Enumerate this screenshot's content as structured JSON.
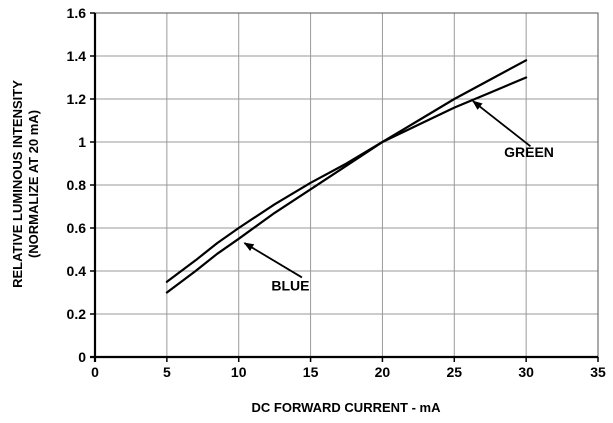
{
  "chart_data": {
    "type": "line",
    "xlabel": "DC FORWARD CURRENT - mA",
    "ylabel_line1": "RELATIVE LUMINOUS INTENSITY",
    "ylabel_line2": "(NORMALIZE AT 20 mA)",
    "xlim": [
      0,
      35
    ],
    "ylim": [
      0,
      1.6
    ],
    "xticks": [
      0,
      5,
      10,
      15,
      20,
      25,
      30,
      35
    ],
    "yticks": [
      0,
      0.2,
      0.4,
      0.6,
      0.8,
      1,
      1.2,
      1.4,
      1.6
    ],
    "ytick_labels": [
      "0",
      "0.2",
      "0.4",
      "0.6",
      "0.8",
      "1",
      "1.2",
      "1.4",
      "1.6"
    ],
    "grid": true,
    "series": [
      {
        "name": "BLUE",
        "x": [
          5,
          7,
          8.5,
          10,
          12.5,
          15,
          17.5,
          20,
          22.5,
          25,
          27.5,
          30
        ],
        "y": [
          0.3,
          0.4,
          0.48,
          0.55,
          0.67,
          0.78,
          0.89,
          1.0,
          1.1,
          1.2,
          1.29,
          1.38
        ]
      },
      {
        "name": "GREEN",
        "x": [
          5,
          7,
          8.5,
          10,
          12.5,
          15,
          17.5,
          20,
          22.5,
          25,
          27.5,
          30
        ],
        "y": [
          0.35,
          0.45,
          0.53,
          0.6,
          0.71,
          0.81,
          0.9,
          1.0,
          1.08,
          1.16,
          1.23,
          1.3
        ]
      }
    ],
    "annotations": [
      {
        "text": "BLUE",
        "series": "BLUE",
        "label_x": 13.6,
        "label_y": 0.31,
        "arrow_from": [
          14.4,
          0.37
        ],
        "arrow_to": [
          10.4,
          0.53
        ]
      },
      {
        "text": "GREEN",
        "series": "GREEN",
        "label_x": 30.2,
        "label_y": 0.93,
        "arrow_from": [
          30.3,
          0.98
        ],
        "arrow_to": [
          26.3,
          1.19
        ]
      }
    ],
    "colors": {
      "line": "#000000",
      "grid": "#9a9a9a",
      "axis": "#000000"
    }
  }
}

=======

=== Aim of the exercise ===
Copy the whole listing above word for word but do not carry over the pictures.

=== Complete response ===
Enumerate this screenshot's content as structured JSON.
{
  "chart_data": {
    "type": "line",
    "xlabel": "DC FORWARD CURRENT - mA",
    "ylabel_line1": "RELATIVE LUMINOUS INTENSITY",
    "ylabel_line2": "(NORMALIZE AT 20 mA)",
    "xlim": [
      0,
      35
    ],
    "ylim": [
      0,
      1.6
    ],
    "xticks": [
      0,
      5,
      10,
      15,
      20,
      25,
      30,
      35
    ],
    "yticks": [
      0,
      0.2,
      0.4,
      0.6,
      0.8,
      1,
      1.2,
      1.4,
      1.6
    ],
    "ytick_labels": [
      "0",
      "0.2",
      "0.4",
      "0.6",
      "0.8",
      "1",
      "1.2",
      "1.4",
      "1.6"
    ],
    "grid": true,
    "series": [
      {
        "name": "BLUE",
        "x": [
          5,
          7,
          8.5,
          10,
          12.5,
          15,
          17.5,
          20,
          22.5,
          25,
          27.5,
          30
        ],
        "y": [
          0.3,
          0.4,
          0.48,
          0.55,
          0.67,
          0.78,
          0.89,
          1.0,
          1.1,
          1.2,
          1.29,
          1.38
        ]
      },
      {
        "name": "GREEN",
        "x": [
          5,
          7,
          8.5,
          10,
          12.5,
          15,
          17.5,
          20,
          22.5,
          25,
          27.5,
          30
        ],
        "y": [
          0.35,
          0.45,
          0.53,
          0.6,
          0.71,
          0.81,
          0.9,
          1.0,
          1.08,
          1.16,
          1.23,
          1.3
        ]
      }
    ],
    "annotations": [
      {
        "text": "BLUE",
        "series": "BLUE",
        "label_x": 13.6,
        "label_y": 0.31,
        "arrow_from": [
          14.4,
          0.37
        ],
        "arrow_to": [
          10.4,
          0.53
        ]
      },
      {
        "text": "GREEN",
        "series": "GREEN",
        "label_x": 30.2,
        "label_y": 0.93,
        "arrow_from": [
          30.3,
          0.98
        ],
        "arrow_to": [
          26.3,
          1.19
        ]
      }
    ],
    "colors": {
      "line": "#000000",
      "grid": "#9a9a9a",
      "axis": "#000000"
    }
  }
}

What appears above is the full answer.